— THE EXERCISE —
Output the entries below exactly as written, omitting pictures.
[Begin]
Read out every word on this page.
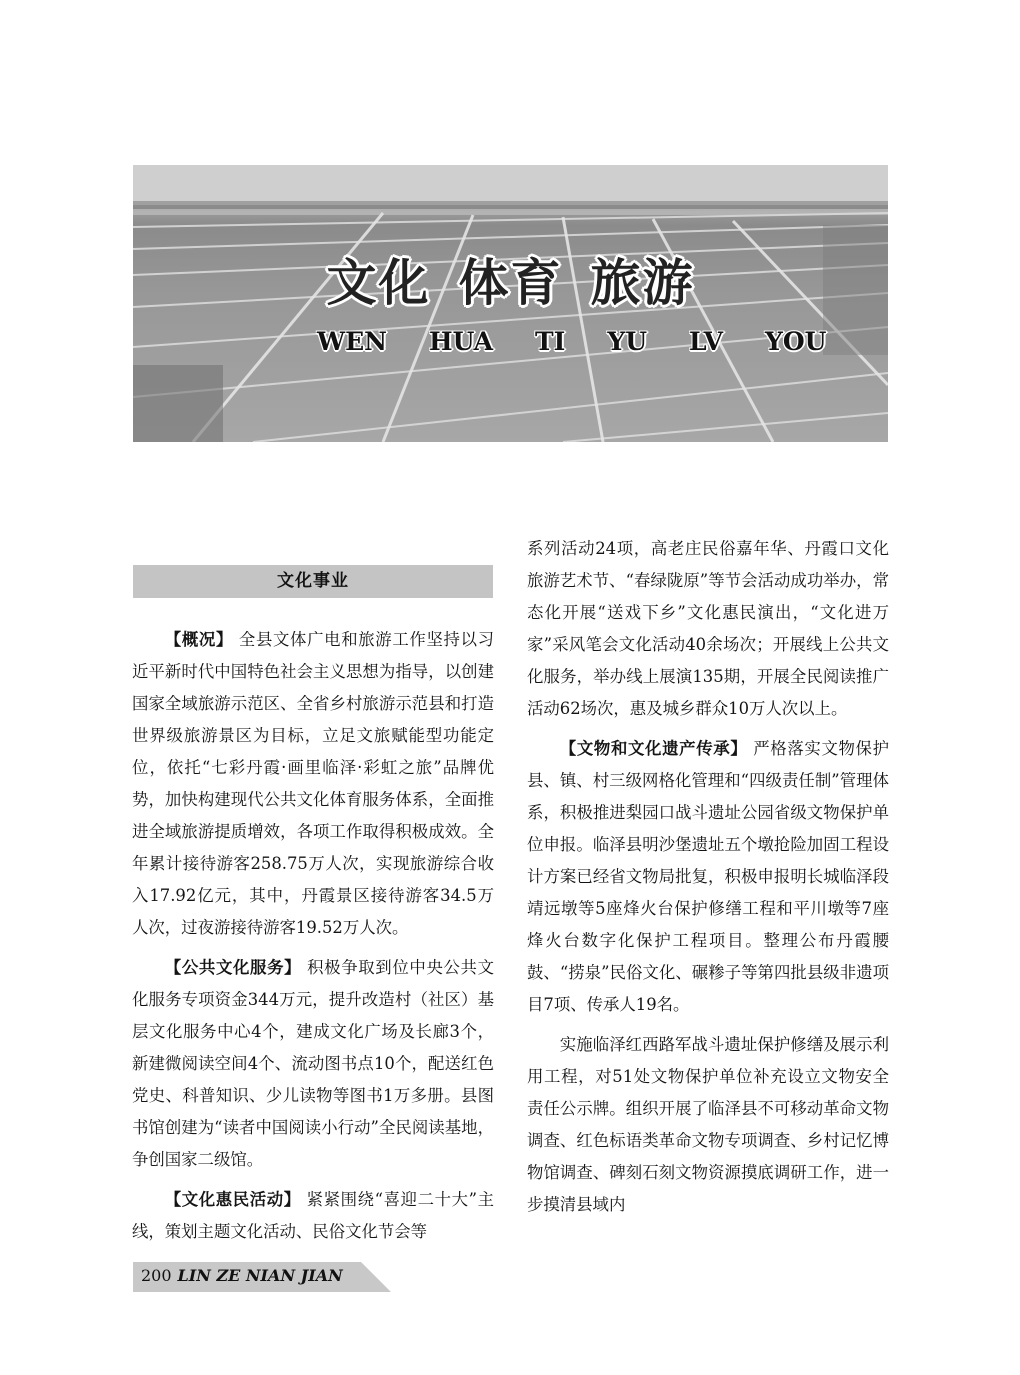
文化 体育 旅游
WEN HUA TI YU LV YOU
文化事业

【概况】 全县文体广电和旅游工作坚持以习近平新时代中国特色社会主义思想为指导，以创建国家全域旅游示范区、全省乡村旅游示范县和打造世界级旅游景区为目标，立足文旅赋能型功能定位，依托“七彩丹霞·画里临泽·彩虹之旅”品牌优势，加快构建现代公共文化体育服务体系，全面推进全域旅游提质增效，各项工作取得积极成效。全年累计接待游客258.75万人次，实现旅游综合收入17.92亿元，其中，丹霞景区接待游客34.5万人次，过夜游接待游客19.52万人次。

【公共文化服务】 积极争取到位中央公共文化服务专项资金344万元，提升改造村（社区）基层文化服务中心4个，建成文化广场及长廊3个，新建微阅读空间4个、流动图书点10个，配送红色党史、科普知识、少儿读物等图书1万多册。县图书馆创建为“读者中国阅读小行动”全民阅读基地，争创国家二级馆。

【文化惠民活动】 紧紧围绕“喜迎二十大”主线，策划主题文化活动、民俗文化节会等

系列活动24项，高老庄民俗嘉年华、丹霞口文化旅游艺术节、“春绿陇原”等节会活动成功举办，常态化开展“送戏下乡”文化惠民演出，“文化进万家”采风笔会文化活动40余场次；开展线上公共文化服务，举办线上展演135期，开展全民阅读推广活动62场次，惠及城乡群众10万人次以上。

【文物和文化遗产传承】 严格落实文物保护县、镇、村三级网格化管理和“四级责任制”管理体系，积极推进梨园口战斗遗址公园省级文物保护单位申报。临泽县明沙堡遗址五个墩抢险加固工程设计方案已经省文物局批复，积极申报明长城临泽段靖远墩等5座烽火台保护修缮工程和平川墩等7座烽火台数字化保护工程项目。整理公布丹霞腰鼓、“捞泉”民俗文化、碾糁子等第四批县级非遗项目7项、传承人19名。

实施临泽红西路军战斗遗址保护修缮及展示利用工程，对51处文物保护单位补充设立文物安全责任公示牌。组织开展了临泽县不可移动革命文物调查、红色标语类革命文物专项调查、乡村记忆博物馆调查、碑刻石刻文物资源摸底调研工作，进一步摸清县域内

200 LIN ZE NIAN JIAN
[End]
— RIGHT ANSWER —
Read out every word on this page.
文化 体育 旅游
WEN HUA TI YU LV YOU
文化事业

【概况】 全县文体广电和旅游工作坚持以习近平新时代中国特色社会主义思想为指导，以创建国家全域旅游示范区、全省乡村旅游示范县和打造世界级旅游景区为目标，立足文旅赋能型功能定位，依托“七彩丹霞·画里临泽·彩虹之旅”品牌优势，加快构建现代公共文化体育服务体系，全面推进全域旅游提质增效，各项工作取得积极成效。全年累计接待游客258.75万人次，实现旅游综合收入17.92亿元，其中，丹霞景区接待游客34.5万人次，过夜游接待游客19.52万人次。

【公共文化服务】 积极争取到位中央公共文化服务专项资金344万元，提升改造村（社区）基层文化服务中心4个，建成文化广场及长廊3个，新建微阅读空间4个、流动图书点10个，配送红色党史、科普知识、少儿读物等图书1万多册。县图书馆创建为“读者中国阅读小行动”全民阅读基地，争创国家二级馆。

【文化惠民活动】 紧紧围绕“喜迎二十大”主线，策划主题文化活动、民俗文化节会等

系列活动24项，高老庄民俗嘉年华、丹霞口文化旅游艺术节、“春绿陇原”等节会活动成功举办，常态化开展“送戏下乡”文化惠民演出，“文化进万家”采风笔会文化活动40余场次；开展线上公共文化服务，举办线上展演135期，开展全民阅读推广活动62场次，惠及城乡群众10万人次以上。

【文物和文化遗产传承】 严格落实文物保护县、镇、村三级网格化管理和“四级责任制”管理体系，积极推进梨园口战斗遗址公园省级文物保护单位申报。临泽县明沙堡遗址五个墩抢险加固工程设计方案已经省文物局批复，积极申报明长城临泽段靖远墩等5座烽火台保护修缮工程和平川墩等7座烽火台数字化保护工程项目。整理公布丹霞腰鼓、“捞泉”民俗文化、碾糁子等第四批县级非遗项目7项、传承人19名。

实施临泽红西路军战斗遗址保护修缮及展示利用工程，对51处文物保护单位补充设立文物安全责任公示牌。组织开展了临泽县不可移动革命文物调查、红色标语类革命文物专项调查、乡村记忆博物馆调查、碑刻石刻文物资源摸底调研工作，进一步摸清县域内

200 LIN ZE NIAN JIAN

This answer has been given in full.